Retype, exactly and with nothing added, the lines from the one showing "Extract all readable text from this page." through the final line of the material. Omit pictures.

**Records**.
-- BEGIN --

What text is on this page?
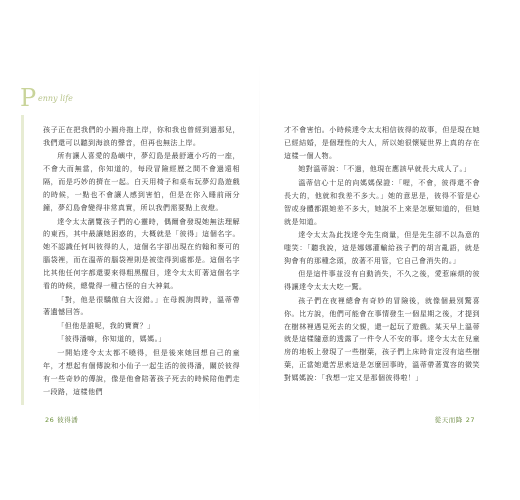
P enny life

孩子正在把我們的小圓舟拖上岸，你和我也曾經到過那兒，我們還可以聽到海浪的聲音，但再也無法上岸。

所有讓人喜愛的島嶼中，夢幻島是最舒適小巧的一座，不會大而無當，你知道的，每段冒險經歷之間不會過遠相隔，而是巧妙的擠在一起。白天用椅子和桌布玩夢幻島遊戲的時候，一點也不會讓人感到害怕，但是在你入睡前兩分鐘，夢幻島會變得非常真實，所以我們需要點上夜燈。

達令太太瀏覽孩子們的心靈時，偶爾會發現她無法理解的東西，其中最讓她困惑的，大概就是「彼得」這個名字。她不認識任何叫彼得的人，這個名字卻出現在約翰和麥可的腦袋裡，而在溫蒂的腦袋裡則是被塗得到處都是。這個名字比其他任何字都還要來得粗黑醒目，達令太太盯著這個名字看的時候，總覺得一種古怪的自大神氣。

「對，他是很驕傲自大沒錯。」在母親詢問時，溫蒂帶著遺憾回答。

「但他是誰呢，我的寶寶？」

「彼得潘嘛，你知道的，媽媽。」

一開始達令太太都不曉得，但是後來她回想自己的童年，才想起有個傳說和小仙子一起生活的彼得潘，關於彼得有一些奇妙的傳說，像是他會陪著孩子死去的時候陪他們走一段路，這樣他們

才不會害怕。小時候達令太太相信彼得的故事，但是現在她已經結婚，是個理性的大人，所以她很懷疑世界上真的存在這樣一個人物。

她對溫蒂說：「不過，他現在應該早就長大成人了。」

溫蒂信心十足的向媽媽保證：「喔，不會，彼得還不會長大的，他就和我差不多大。」她的意思是，彼得不管是心智或身體都跟她差不多大，她說不上來是怎麼知道的，但她就是知道。

達令太太為此找達令先生商量，但是先生卻不以為意的嗤笑：「聽我說，這是娜娜灌輸給孩子們的胡言亂語，就是狗會有的那種念頭，放著不用管，它自己會消失的。」

但是這件事並沒有自動消失，不久之後，愛惹麻煩的彼得讓達令太太大吃一驚。

孩子們在夜裡總會有奇妙的冒險後，就像個最別驚喜你。比方說，他們可能會在事情發生一個星期之後，才提到在樹林裡遇見死去的父親，還一起玩了遊戲。某天早上溫蒂就是這樣隨意的透露了一件令人不安的事。達令太太在兒童房的地板上發現了一些樹葉，孩子們上床時肯定沒有這些樹葉，正當她還苦思索這是怎麼回事時，溫蒂帶著寬容的微笑對媽媽說：「我想一定又是那個彼得啦！」

26 彼得潘	從天而降 27
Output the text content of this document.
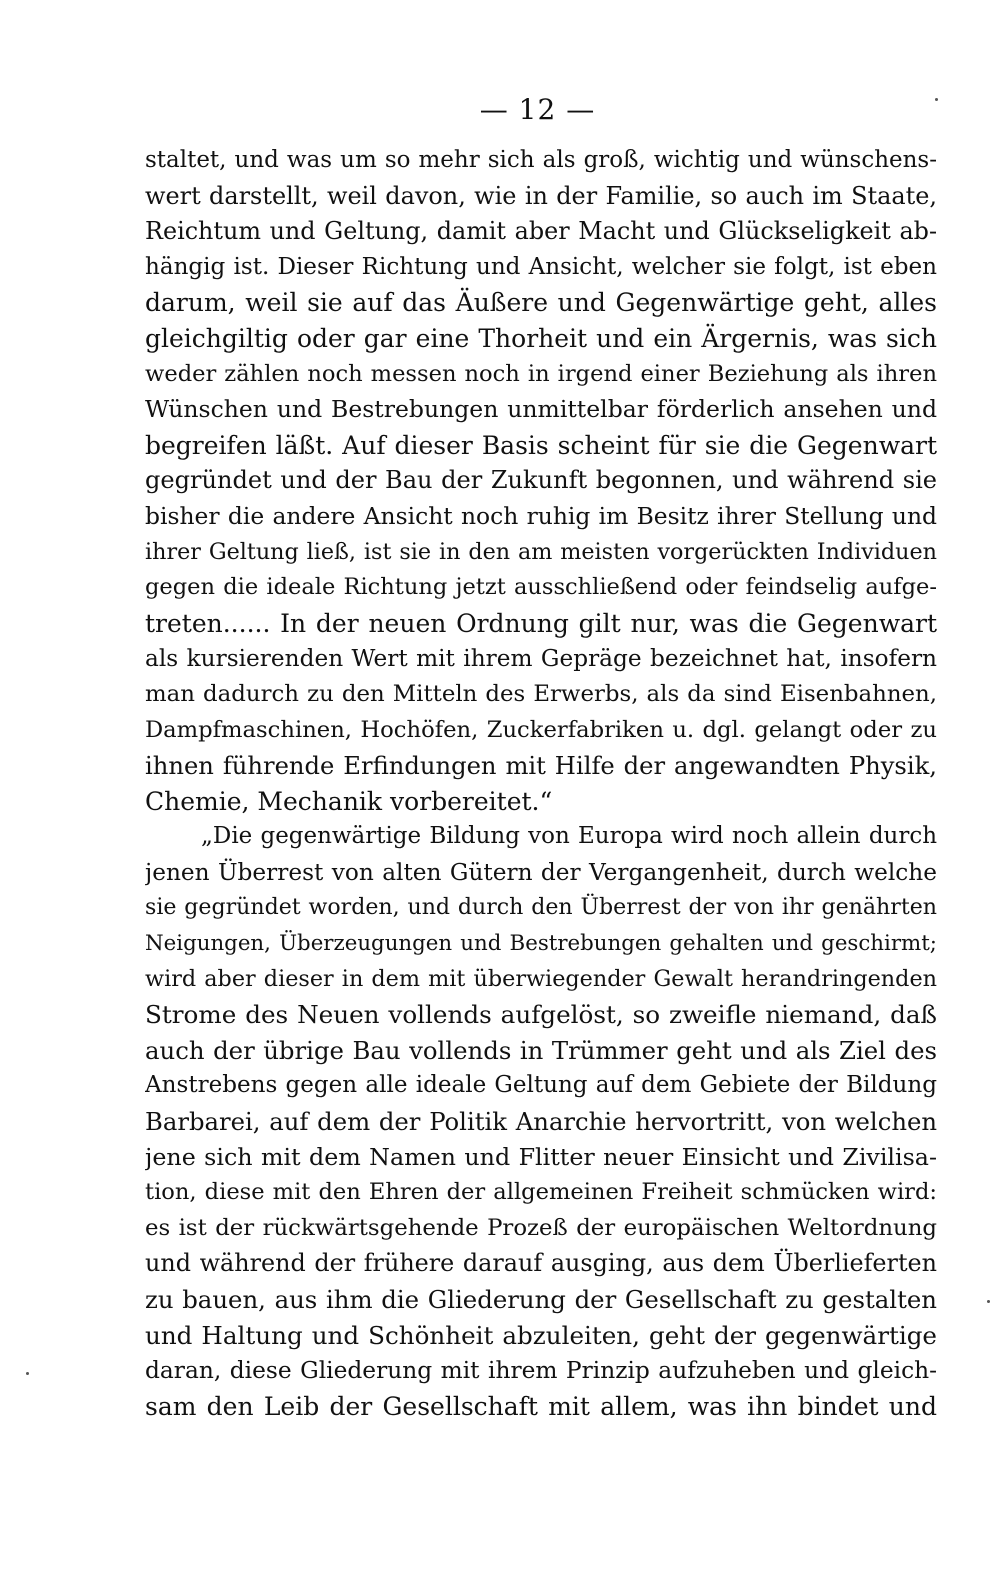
— 12 —
staltet, und was um so mehr sich als groß, wichtig und wünschens-
wert darstellt, weil davon, wie in der Familie, so auch im Staate,
Reichtum und Geltung, damit aber Macht und Glückseligkeit ab-
hängig ist. Dieser Richtung und Ansicht, welcher sie folgt, ist eben
darum, weil sie auf das Äußere und Gegenwärtige geht, alles
gleichgiltig oder gar eine Thorheit und ein Ärgernis, was sich
weder zählen noch messen noch in irgend einer Beziehung als ihren
Wünschen und Bestrebungen unmittelbar förderlich ansehen und
begreifen läßt. Auf dieser Basis scheint für sie die Gegenwart
gegründet und der Bau der Zukunft begonnen, und während sie
bisher die andere Ansicht noch ruhig im Besitz ihrer Stellung und
ihrer Geltung ließ, ist sie in den am meisten vorgerückten Individuen
gegen die ideale Richtung jetzt ausschließend oder feindselig aufge-
treten...... In der neuen Ordnung gilt nur, was die Gegenwart
als kursierenden Wert mit ihrem Gepräge bezeichnet hat, insofern
man dadurch zu den Mitteln des Erwerbs, als da sind Eisenbahnen,
Dampfmaschinen, Hochöfen, Zuckerfabriken u. dgl. gelangt oder zu
ihnen führende Erfindungen mit Hilfe der angewandten Physik,
Chemie, Mechanik vorbereitet.“
„Die gegenwärtige Bildung von Europa wird noch allein durch
jenen Überrest von alten Gütern der Vergangenheit, durch welche
sie gegründet worden, und durch den Überrest der von ihr genährten
Neigungen, Überzeugungen und Bestrebungen gehalten und geschirmt;
wird aber dieser in dem mit überwiegender Gewalt herandringenden
Strome des Neuen vollends aufgelöst, so zweifle niemand, daß
auch der übrige Bau vollends in Trümmer geht und als Ziel des
Anstrebens gegen alle ideale Geltung auf dem Gebiete der Bildung
Barbarei, auf dem der Politik Anarchie hervortritt, von welchen
jene sich mit dem Namen und Flitter neuer Einsicht und Zivilisa-
tion, diese mit den Ehren der allgemeinen Freiheit schmücken wird:
es ist der rückwärtsgehende Prozeß der europäischen Weltordnung
und während der frühere darauf ausging, aus dem Überlieferten
zu bauen, aus ihm die Gliederung der Gesellschaft zu gestalten
und Haltung und Schönheit abzuleiten, geht der gegenwärtige
daran, diese Gliederung mit ihrem Prinzip aufzuheben und gleich-
sam den Leib der Gesellschaft mit allem, was ihn bindet und
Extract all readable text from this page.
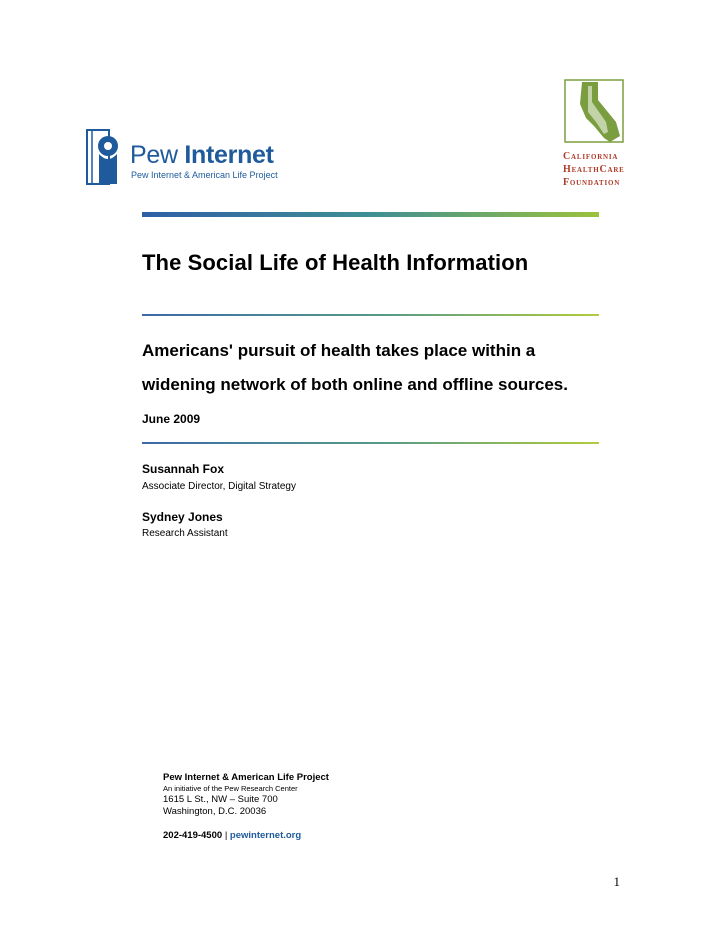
Pew Internet
Pew Internet & American Life Project
California
HealthCare
Foundation
The Social Life of Health Information
Americans' pursuit of health takes place within a widening network of both online and offline sources.
June 2009
Susannah Fox
Associate Director, Digital Strategy
Sydney Jones
Research Assistant
Pew Internet & American Life Project
An initiative of the Pew Research Center
1615 L St., NW – Suite 700
Washington, D.C. 20036
202-419-4500 | pewinternet.org
1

-- END --

**Result for this task**.
Extract all readable text from this page.
Pew Internet
Pew Internet & American Life Project
California
HealthCare
Foundation
The Social Life of Health Information
Americans' pursuit of health takes place within a widening network of both online and offline sources.
June 2009
Susannah Fox
Associate Director, Digital Strategy
Sydney Jones
Research Assistant
Pew Internet & American Life Project
An initiative of the Pew Research Center
1615 L St., NW – Suite 700
Washington, D.C. 20036
202-419-4500 | pewinternet.org
1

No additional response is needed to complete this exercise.